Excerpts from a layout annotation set
• • • • • • •

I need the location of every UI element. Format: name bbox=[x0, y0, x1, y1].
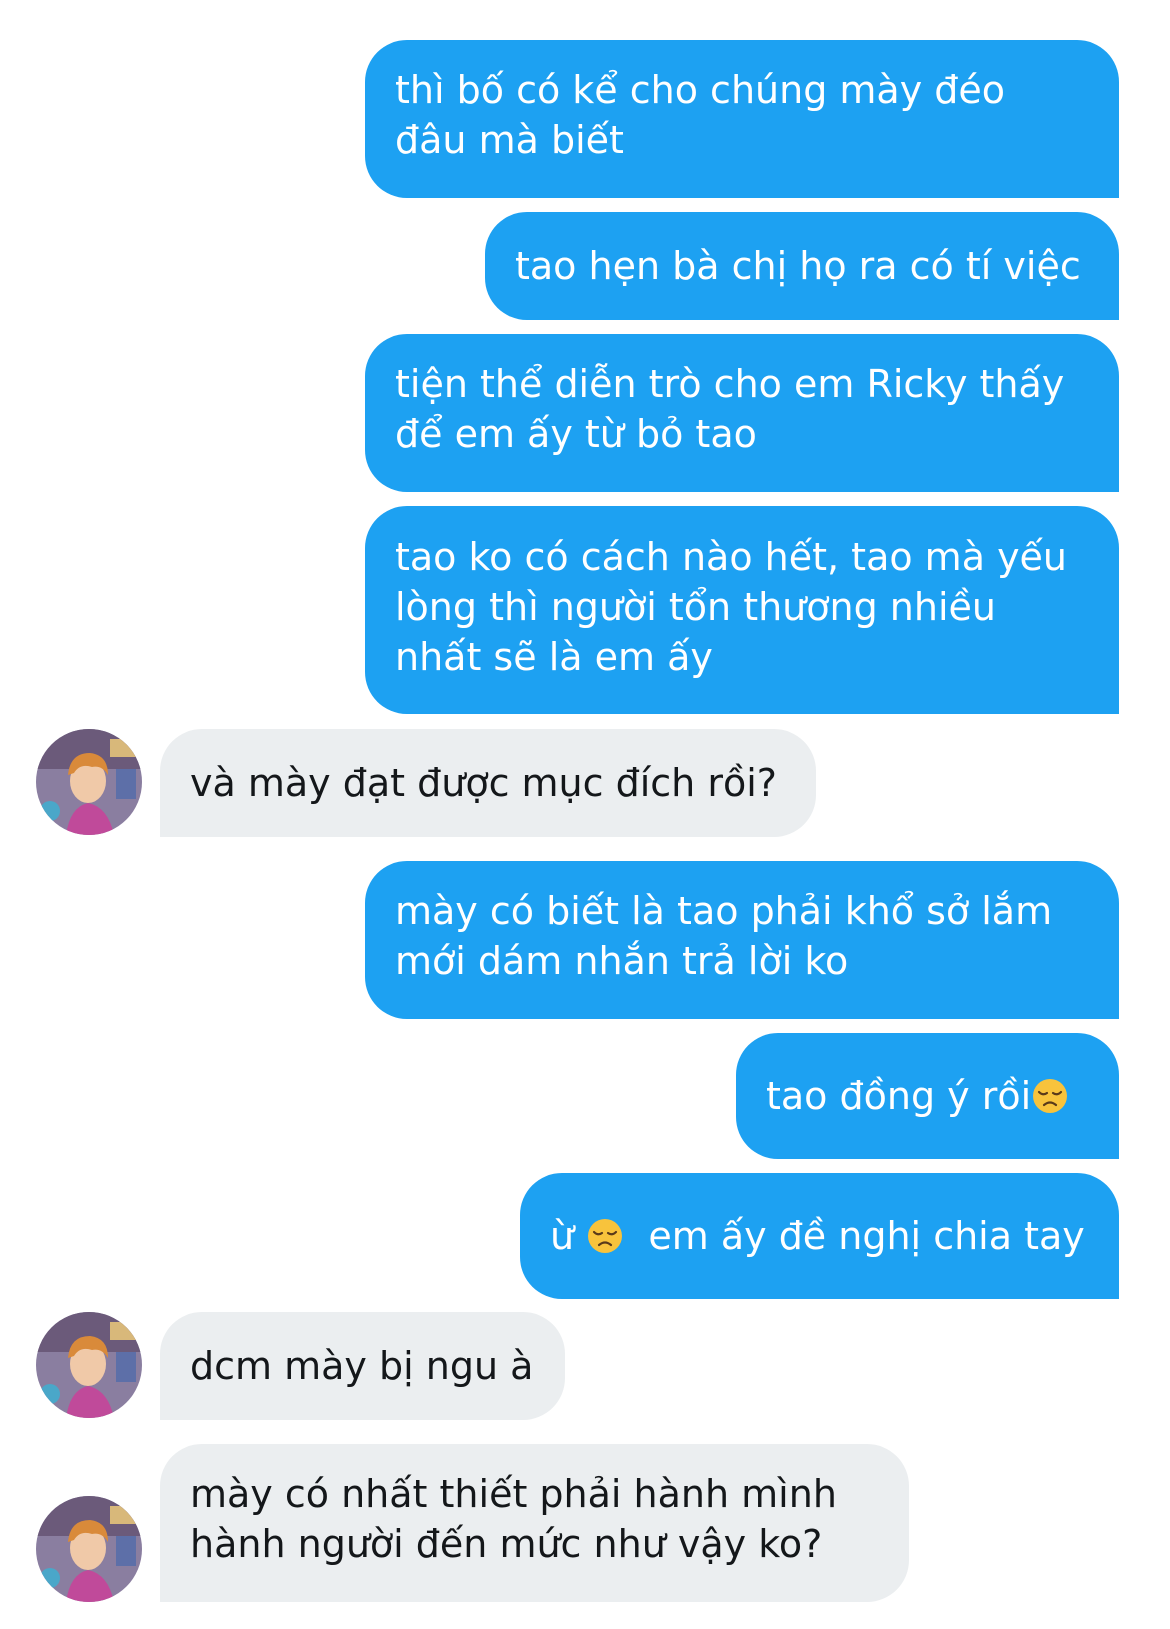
message-line: mày có biết là tao phải khổ sở lắm bbox=[395, 889, 1053, 933]
message-line: nhất sẽ là em ấy bbox=[395, 635, 713, 679]
outgoing-message[interactable]: mày có biết là tao phải khổ sở lắm mới d… bbox=[365, 861, 1119, 1019]
contact-avatar[interactable] bbox=[36, 1496, 142, 1602]
message-text-after: em ấy đề nghị chia tay bbox=[648, 1214, 1085, 1258]
incoming-message[interactable]: mày có nhất thiết phải hành mình hành ng… bbox=[160, 1444, 909, 1602]
message-line: thì bố có kể cho chúng mày đéo bbox=[395, 68, 1006, 112]
message-line: để em ấy từ bỏ tao bbox=[395, 412, 757, 456]
avatar-photo bbox=[36, 1312, 142, 1418]
message-line: tiện thể diễn trò cho em Ricky thấy bbox=[395, 362, 1065, 406]
message-line: và mày đạt được mục đích rồi? bbox=[190, 761, 777, 805]
disappointed-face-icon bbox=[586, 1217, 624, 1255]
outgoing-message[interactable]: tao ko có cách nào hết, tao mà yếu lòng … bbox=[365, 506, 1119, 714]
message-text-before: ừ bbox=[550, 1214, 575, 1258]
message-text: tao đồng ý rồi bbox=[766, 1074, 1032, 1118]
message-line: hành người đến mức như vậy ko? bbox=[190, 1522, 823, 1566]
outgoing-message[interactable]: tao đồng ý rồi bbox=[736, 1033, 1119, 1159]
outgoing-message[interactable]: tiện thể diễn trò cho em Ricky thấy để e… bbox=[365, 334, 1119, 492]
message-line: dcm mày bị ngu à bbox=[190, 1344, 534, 1388]
contact-avatar[interactable] bbox=[36, 1312, 142, 1418]
message-line: mới dám nhắn trả lời ko bbox=[395, 939, 849, 983]
incoming-message[interactable]: dcm mày bị ngu à bbox=[160, 1312, 565, 1420]
message-line: đâu mà biết bbox=[395, 118, 624, 162]
message-line: tao hẹn bà chị họ ra có tí việc bbox=[515, 244, 1081, 288]
outgoing-message[interactable]: thì bố có kể cho chúng mày đéo đâu mà bi… bbox=[365, 40, 1119, 198]
avatar-photo bbox=[36, 729, 142, 835]
disappointed-face-icon bbox=[1031, 1077, 1069, 1115]
incoming-message[interactable]: và mày đạt được mục đích rồi? bbox=[160, 729, 816, 837]
message-line: mày có nhất thiết phải hành mình bbox=[190, 1472, 837, 1516]
message-line: lòng thì người tổn thương nhiều bbox=[395, 585, 996, 629]
contact-avatar[interactable] bbox=[36, 729, 142, 835]
conversation-thread: thì bố có kể cho chúng mày đéo đâu mà bi… bbox=[0, 0, 1170, 1629]
message-line: tao ko có cách nào hết, tao mà yếu bbox=[395, 535, 1068, 579]
outgoing-message[interactable]: tao hẹn bà chị họ ra có tí việc bbox=[485, 212, 1119, 320]
outgoing-message[interactable]: ừ em ấy đề nghị chia tay bbox=[520, 1173, 1119, 1299]
avatar-photo bbox=[36, 1496, 142, 1602]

• • • • • • •

Rewrite all of the material above as a JSON list of strings, one string per line, skipping blank lines and leaving out the pictures.

→ **THE REPLY**:
[
  "I need the location of every UI element. Format: name bbox=[x0, y0, x1, y1].",
  "message-line: mày có biết là tao phải khổ sở lắm bbox=[395, 889, 1053, 933]",
  "message-line: nhất sẽ là em ấy bbox=[395, 635, 713, 679]",
  "outgoing-message[interactable]: mày có biết là tao phải khổ sở lắm mới d… bbox=[365, 861, 1119, 1019]",
  "contact-avatar[interactable] bbox=[36, 1496, 142, 1602]",
  "message-text-after: em ấy đề nghị chia tay bbox=[648, 1214, 1085, 1258]",
  "incoming-message[interactable]: mày có nhất thiết phải hành mình hành ng… bbox=[160, 1444, 909, 1602]",
  "message-line: thì bố có kể cho chúng mày đéo bbox=[395, 68, 1006, 112]",
  "message-line: để em ấy từ bỏ tao bbox=[395, 412, 757, 456]",
  "avatar-photo bbox=[36, 1312, 142, 1418]",
  "message-line: tiện thể diễn trò cho em Ricky thấy bbox=[395, 362, 1065, 406]",
  "message-line: và mày đạt được mục đích rồi? bbox=[190, 761, 777, 805]",
  "disappointed-face-icon bbox=[586, 1217, 624, 1255]",
  "outgoing-message[interactable]: tao ko có cách nào hết, tao mà yếu lòng … bbox=[365, 506, 1119, 714]",
  "message-text-before: ừ bbox=[550, 1214, 575, 1258]",
  "message-text: tao đồng ý rồi bbox=[766, 1074, 1032, 1118]",
  "message-line: hành người đến mức như vậy ko? bbox=[190, 1522, 823, 1566]",
  "outgoing-message[interactable]: tao đồng ý rồi bbox=[736, 1033, 1119, 1159]",
  "outgoing-message[interactable]: tiện thể diễn trò cho em Ricky thấy để e… bbox=[365, 334, 1119, 492]",
  "message-line: dcm mày bị ngu à bbox=[190, 1344, 534, 1388]",
  "contact-avatar[interactable] bbox=[36, 1312, 142, 1418]",
  "message-line: mới dám nhắn trả lời ko bbox=[395, 939, 849, 983]",
  "incoming-message[interactable]: dcm mày bị ngu à bbox=[160, 1312, 565, 1420]",
  "message-line: đâu mà biết bbox=[395, 118, 624, 162]",
  "message-line: tao hẹn bà chị họ ra có tí việc bbox=[515, 244, 1081, 288]",
  "outgoing-message[interactable]: thì bố có kể cho chúng mày đéo đâu mà bi… bbox=[365, 40, 1119, 198]",
  "avatar-photo bbox=[36, 729, 142, 835]",
  "disappointed-face-icon bbox=[1031, 1077, 1069, 1115]",
  "incoming-message[interactable]: và mày đạt được mục đích rồi? bbox=[160, 729, 816, 837]",
  "message-line: mày có nhất thiết phải hành mình bbox=[190, 1472, 837, 1516]",
  "message-line: lòng thì người tổn thương nhiều bbox=[395, 585, 996, 629]",
  "contact-avatar[interactable] bbox=[36, 729, 142, 835]",
  "conversation-thread: thì bố có kể cho chúng mày đéo đâu mà bi… bbox=[0, 0, 1170, 1629]",
  "message-line: tao ko có cách nào hết, tao mà yếu bbox=[395, 535, 1068, 579]",
  "outgoing-message[interactable]: tao hẹn bà chị họ ra có tí việc bbox=[485, 212, 1119, 320]",
  "outgoing-message[interactable]: ừ em ấy đề nghị chia tay bbox=[520, 1173, 1119, 1299]",
  "avatar-photo bbox=[36, 1496, 142, 1602]"
]